» **JOB**: Count how many lines of the material contain the string "operational", then give that number and nothing more.

Saved data entries
START

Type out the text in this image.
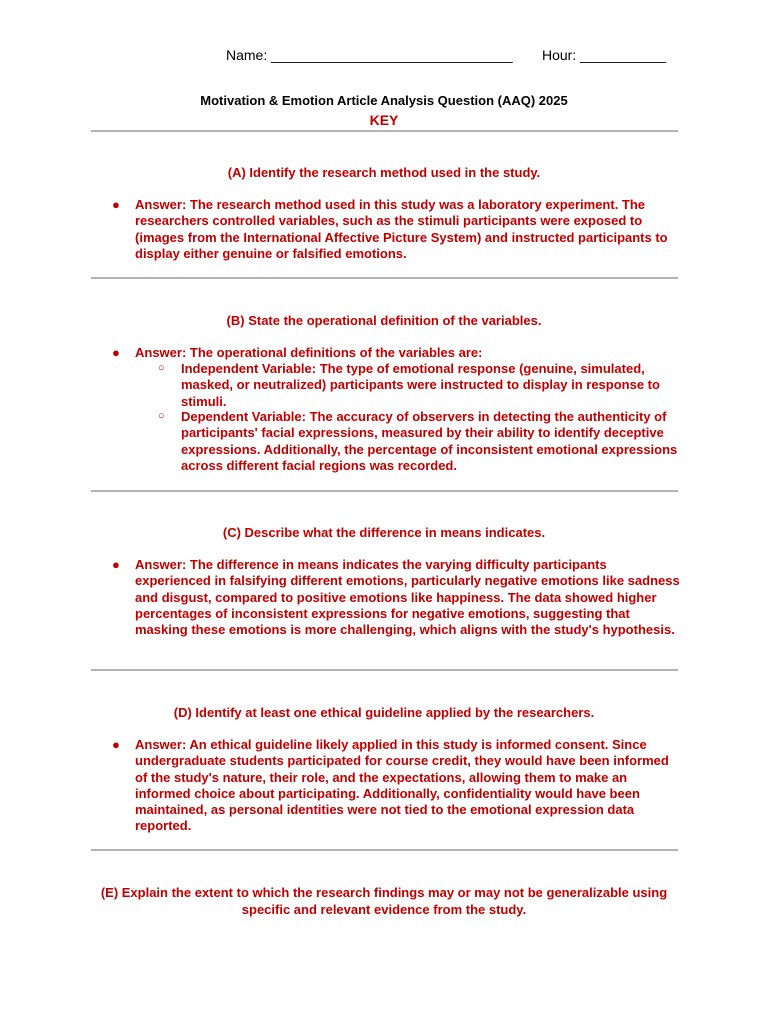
Name: _______________________________ Hour: ___________
Motivation & Emotion Article Analysis Question (AAQ) 2025
KEY
(A) Identify the research method used in the study.
● Answer: The research method used in this study was a laboratory experiment. The researchers controlled variables, such as the stimuli participants were exposed to (images from the International Affective Picture System) and instructed participants to display either genuine or falsified emotions.
(B) State the operational definition of the variables.
● Answer: The operational definitions of the variables are:
○ Independent Variable: The type of emotional response (genuine, simulated, masked, or neutralized) participants were instructed to display in response to stimuli.
○ Dependent Variable: The accuracy of observers in detecting the authenticity of participants' facial expressions, measured by their ability to identify deceptive expressions. Additionally, the percentage of inconsistent emotional expressions across different facial regions was recorded.
(C) Describe what the difference in means indicates.
● Answer: The difference in means indicates the varying difficulty participants experienced in falsifying different emotions, particularly negative emotions like sadness and disgust, compared to positive emotions like happiness. The data showed higher percentages of inconsistent expressions for negative emotions, suggesting that masking these emotions is more challenging, which aligns with the study's hypothesis.
(D) Identify at least one ethical guideline applied by the researchers.
● Answer: An ethical guideline likely applied in this study is informed consent. Since undergraduate students participated for course credit, they would have been informed of the study's nature, their role, and the expectations, allowing them to make an informed choice about participating. Additionally, confidentiality would have been maintained, as personal identities were not tied to the emotional expression data reported.
(E) Explain the extent to which the research findings may or may not be generalizable using specific and relevant evidence from the study.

END

» **RESPONSE TO THIS TASK**: 2